Given request: Please output every line of the material as it stands, without the pictures.

Records provided:
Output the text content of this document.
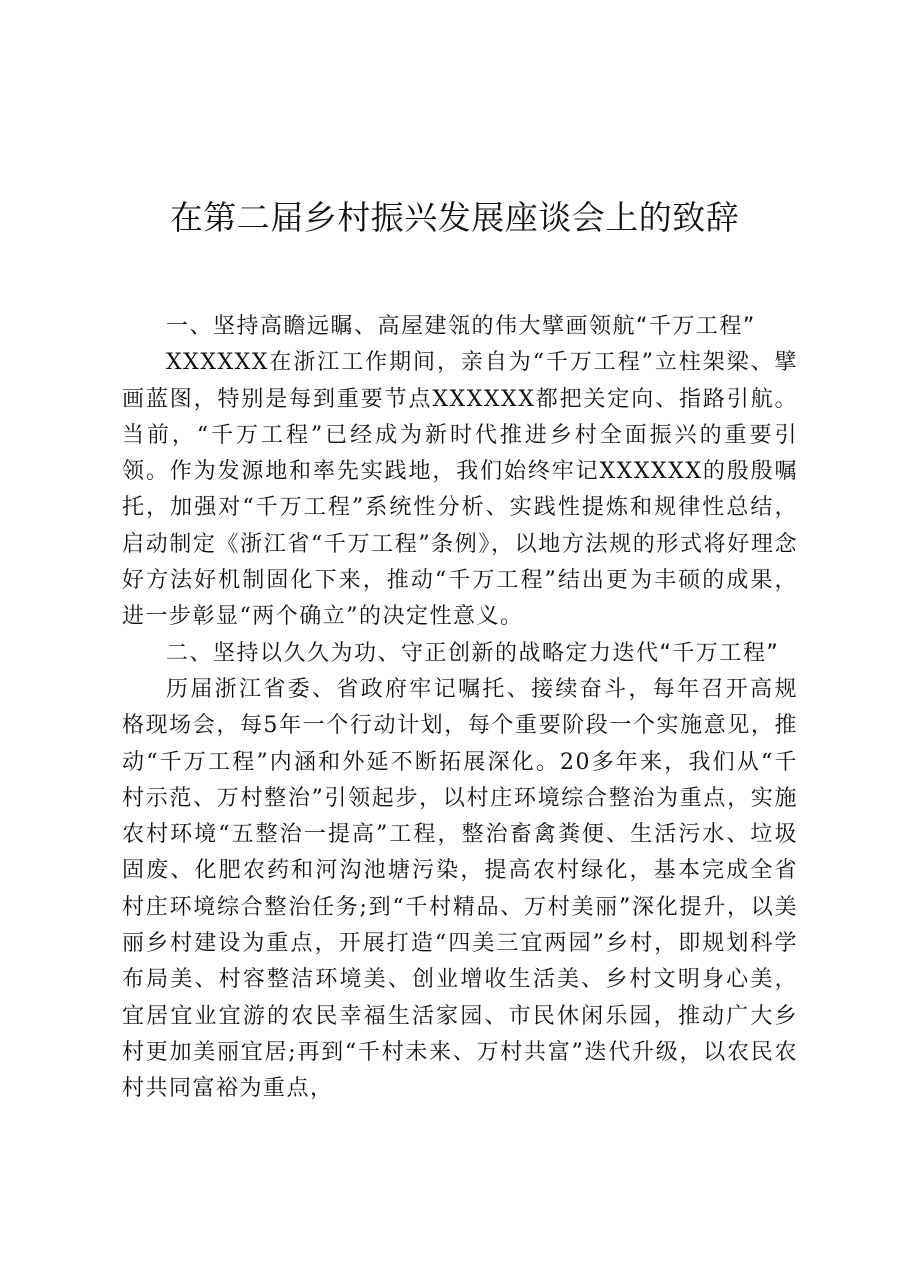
在第二届乡村振兴发展座谈会上的致辞
一、坚持高瞻远瞩、高屋建瓴的伟大擘画领航“千万工程”

XXXXXX在浙江工作期间，亲自为“千万工程”立柱架梁、擘画蓝图，特别是每到重要节点XXXXXX都把关定向、指路引航。当前，“千万工程”已经成为新时代推进乡村全面振兴的重要引领。作为发源地和率先实践地，我们始终牢记XXXXXX的殷殷嘱托，加强对“千万工程”系统性分析、实践性提炼和规律性总结，启动制定《浙江省“千万工程”条例》，以地方法规的形式将好理念好方法好机制固化下来，推动“千万工程”结出更为丰硕的成果，进一步彰显“两个确立”的决定性意义。

二、坚持以久久为功、守正创新的战略定力迭代“千万工程”

历届浙江省委、省政府牢记嘱托、接续奋斗，每年召开高规格现场会，每5年一个行动计划，每个重要阶段一个实施意见，推动“千万工程”内涵和外延不断拓展深化。20多年来，我们从“千村示范、万村整治”引领起步，以村庄环境综合整治为重点，实施农村环境“五整治一提高”工程，整治畜禽粪便、生活污水、垃圾固废、化肥农药和河沟池塘污染，提高农村绿化，基本完成全省村庄环境综合整治任务;到“千村精品、万村美丽”深化提升，以美丽乡村建设为重点，开展打造“四美三宜两园”乡村，即规划科学布局美、村容整洁环境美、创业增收生活美、乡村文明身心美，宜居宜业宜游的农民幸福生活家园、市民休闲乐园，推动广大乡村更加美丽宜居;再到“千村未来、万村共富”迭代升级，以农民农村共同富裕为重点，
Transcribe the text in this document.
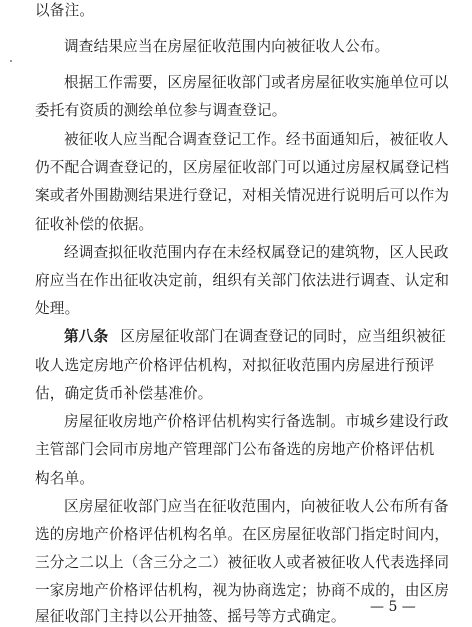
以备注。
调查结果应当在房屋征收范围内向被征收人公布。
根据工作需要，区房屋征收部门或者房屋征收实施单位可以
委托有资质的测绘单位参与调查登记。
被征收人应当配合调查登记工作。经书面通知后，被征收人
仍不配合调查登记的，区房屋征收部门可以通过房屋权属登记档
案或者外围勘测结果进行登记，对相关情况进行说明后可以作为
征收补偿的依据。
经调查拟征收范围内存在未经权属登记的建筑物，区人民政
府应当在作出征收决定前，组织有关部门依法进行调查、认定和
处理。
第八条 区房屋征收部门在调查登记的同时，应当组织被征
收人选定房地产价格评估机构，对拟征收范围内房屋进行预评
估，确定货币补偿基准价。
房屋征收房地产价格评估机构实行备选制。市城乡建设行政
主管部门会同市房地产管理部门公布备选的房地产价格评估机
构名单。
区房屋征收部门应当在征收范围内，向被征收人公布所有备
选的房地产价格评估机构名单。在区房屋征收部门指定时间内，
三分之二以上（含三分之二）被征收人或者被征收人代表选择同
一家房地产价格评估机构，视为协商选定；协商不成的，由区房
屋征收部门主持以公开抽签、摇号等方式确定。
— 5 —
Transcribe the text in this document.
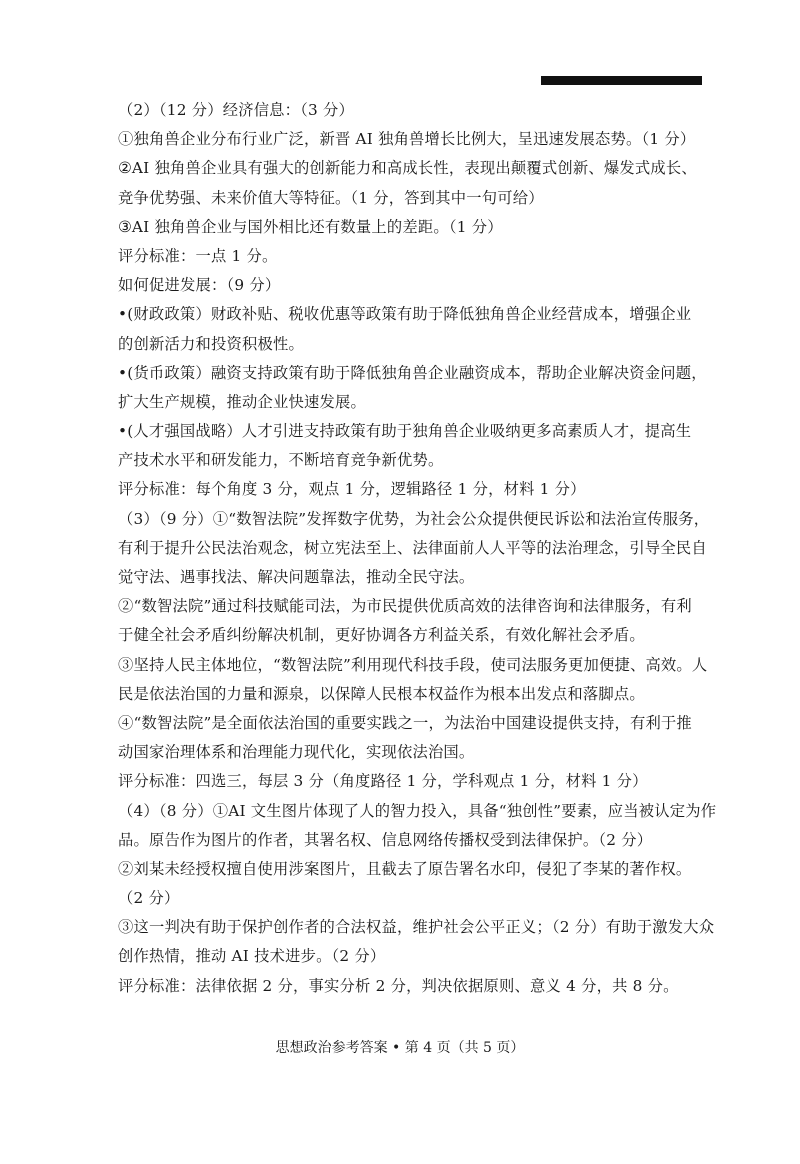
（2）（12 分）经济信息：（3 分）
①独角兽企业分布行业广泛，新晋 AI 独角兽增长比例大，呈迅速发展态势。（1 分）
②AI 独角兽企业具有强大的创新能力和高成长性，表现出颠覆式创新、爆发式成长、
竞争优势强、未来价值大等特征。（1 分，答到其中一句可给）
③AI 独角兽企业与国外相比还有数量上的差距。（1 分）
评分标准：一点 1 分。
如何促进发展：（9 分）
•(财政政策）财政补贴、税收优惠等政策有助于降低独角兽企业经营成本，增强企业
的创新活力和投资积极性。
•(货币政策）融资支持政策有助于降低独角兽企业融资成本，帮助企业解决资金问题，
扩大生产规模，推动企业快速发展。
•(人才强国战略）人才引进支持政策有助于独角兽企业吸纳更多高素质人才，提高生
产技术水平和研发能力，不断培育竞争新优势。
评分标准：每个角度 3 分，观点 1 分，逻辑路径 1 分，材料 1 分）
（3）（9 分）①“数智法院”发挥数字优势，为社会公众提供便民诉讼和法治宣传服务，
有利于提升公民法治观念，树立宪法至上、法律面前人人平等的法治理念，引导全民自
觉守法、遇事找法、解决问题靠法，推动全民守法。
②“数智法院”通过科技赋能司法，为市民提供优质高效的法律咨询和法律服务，有利
于健全社会矛盾纠纷解决机制，更好协调各方利益关系，有效化解社会矛盾。
③坚持人民主体地位，“数智法院”利用现代科技手段，使司法服务更加便捷、高效。人
民是依法治国的力量和源泉，以保障人民根本权益作为根本出发点和落脚点。
④“数智法院”是全面依法治国的重要实践之一，为法治中国建设提供支持，有利于推
动国家治理体系和治理能力现代化，实现依法治国。
评分标准：四选三，每层 3 分（角度路径 1 分，学科观点 1 分，材料 1 分）
（4）（8 分）①AI 文生图片体现了人的智力投入，具备“独创性”要素，应当被认定为作
品。原告作为图片的作者，其署名权、信息网络传播权受到法律保护。（2 分）
②刘某未经授权擅自使用涉案图片，且截去了原告署名水印，侵犯了李某的著作权。
（2 分）
③这一判决有助于保护创作者的合法权益，维护社会公平正义；（2 分）有助于激发大众
创作热情，推动 AI 技术进步。（2 分）
评分标准：法律依据 2 分，事实分析 2 分，判决依据原则、意义 4 分，共 8 分。
思想政治参考答案 • 第 4 页（共 5 页）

Solution:
Output the text content of this document.
在第二届乡村振兴发展座谈会上的致辞
一、坚持高瞻远瞩、高屋建瓴的伟大擘画领航“千万工程”

XXXXXX在浙江工作期间，亲自为“千万工程”立柱架梁、擘画蓝图，特别是每到重要节点XXXXXX都把关定向、指路引航。当前，“千万工程”已经成为新时代推进乡村全面振兴的重要引领。作为发源地和率先实践地，我们始终牢记XXXXXX的殷殷嘱托，加强对“千万工程”系统性分析、实践性提炼和规律性总结，启动制定《浙江省“千万工程”条例》，以地方法规的形式将好理念好方法好机制固化下来，推动“千万工程”结出更为丰硕的成果，进一步彰显“两个确立”的决定性意义。

二、坚持以久久为功、守正创新的战略定力迭代“千万工程”

历届浙江省委、省政府牢记嘱托、接续奋斗，每年召开高规格现场会，每5年一个行动计划，每个重要阶段一个实施意见，推动“千万工程”内涵和外延不断拓展深化。20多年来，我们从“千村示范、万村整治”引领起步，以村庄环境综合整治为重点，实施农村环境“五整治一提高”工程，整治畜禽粪便、生活污水、垃圾固废、化肥农药和河沟池塘污染，提高农村绿化，基本完成全省村庄环境综合整治任务;到“千村精品、万村美丽”深化提升，以美丽乡村建设为重点，开展打造“四美三宜两园”乡村，即规划科学布局美、村容整洁环境美、创业增收生活美、乡村文明身心美，宜居宜业宜游的农民幸福生活家园、市民休闲乐园，推动广大乡村更加美丽宜居;再到“千村未来、万村共富”迭代升级，以农民农村共同富裕为重点，
Transcribe the text in this document.
以备注。
调查结果应当在房屋征收范围内向被征收人公布。
根据工作需要，区房屋征收部门或者房屋征收实施单位可以
委托有资质的测绘单位参与调查登记。
被征收人应当配合调查登记工作。经书面通知后，被征收人
仍不配合调查登记的，区房屋征收部门可以通过房屋权属登记档
案或者外围勘测结果进行登记，对相关情况进行说明后可以作为
征收补偿的依据。
经调查拟征收范围内存在未经权属登记的建筑物，区人民政
府应当在作出征收决定前，组织有关部门依法进行调查、认定和
处理。
第八条 区房屋征收部门在调查登记的同时，应当组织被征
收人选定房地产价格评估机构，对拟征收范围内房屋进行预评
估，确定货币补偿基准价。
房屋征收房地产价格评估机构实行备选制。市城乡建设行政
主管部门会同市房地产管理部门公布备选的房地产价格评估机
构名单。
区房屋征收部门应当在征收范围内，向被征收人公布所有备
选的房地产价格评估机构名单。在区房屋征收部门指定时间内，
三分之二以上（含三分之二）被征收人或者被征收人代表选择同
一家房地产价格评估机构，视为协商选定；协商不成的，由区房
屋征收部门主持以公开抽签、摇号等方式确定。
— 5 —
Transcribe the text in this document.
（2）（12 分）经济信息：（3 分）
①独角兽企业分布行业广泛，新晋 AI 独角兽增长比例大，呈迅速发展态势。（1 分）
②AI 独角兽企业具有强大的创新能力和高成长性，表现出颠覆式创新、爆发式成长、
竞争优势强、未来价值大等特征。（1 分，答到其中一句可给）
③AI 独角兽企业与国外相比还有数量上的差距。（1 分）
评分标准：一点 1 分。
如何促进发展：（9 分）
•(财政政策）财政补贴、税收优惠等政策有助于降低独角兽企业经营成本，增强企业
的创新活力和投资积极性。
•(货币政策）融资支持政策有助于降低独角兽企业融资成本，帮助企业解决资金问题，
扩大生产规模，推动企业快速发展。
•(人才强国战略）人才引进支持政策有助于独角兽企业吸纳更多高素质人才，提高生
产技术水平和研发能力，不断培育竞争新优势。
评分标准：每个角度 3 分，观点 1 分，逻辑路径 1 分，材料 1 分）
（3）（9 分）①“数智法院”发挥数字优势，为社会公众提供便民诉讼和法治宣传服务，
有利于提升公民法治观念，树立宪法至上、法律面前人人平等的法治理念，引导全民自
觉守法、遇事找法、解决问题靠法，推动全民守法。
②“数智法院”通过科技赋能司法，为市民提供优质高效的法律咨询和法律服务，有利
于健全社会矛盾纠纷解决机制，更好协调各方利益关系，有效化解社会矛盾。
③坚持人民主体地位，“数智法院”利用现代科技手段，使司法服务更加便捷、高效。人
民是依法治国的力量和源泉，以保障人民根本权益作为根本出发点和落脚点。
④“数智法院”是全面依法治国的重要实践之一，为法治中国建设提供支持，有利于推
动国家治理体系和治理能力现代化，实现依法治国。
评分标准：四选三，每层 3 分（角度路径 1 分，学科观点 1 分，材料 1 分）
（4）（8 分）①AI 文生图片体现了人的智力投入，具备“独创性”要素，应当被认定为作
品。原告作为图片的作者，其署名权、信息网络传播权受到法律保护。（2 分）
②刘某未经授权擅自使用涉案图片，且截去了原告署名水印，侵犯了李某的著作权。
（2 分）
③这一判决有助于保护创作者的合法权益，维护社会公平正义；（2 分）有助于激发大众
创作热情，推动 AI 技术进步。（2 分）
评分标准：法律依据 2 分，事实分析 2 分，判决依据原则、意义 4 分，共 8 分。
思想政治参考答案 • 第 4 页（共 5 页）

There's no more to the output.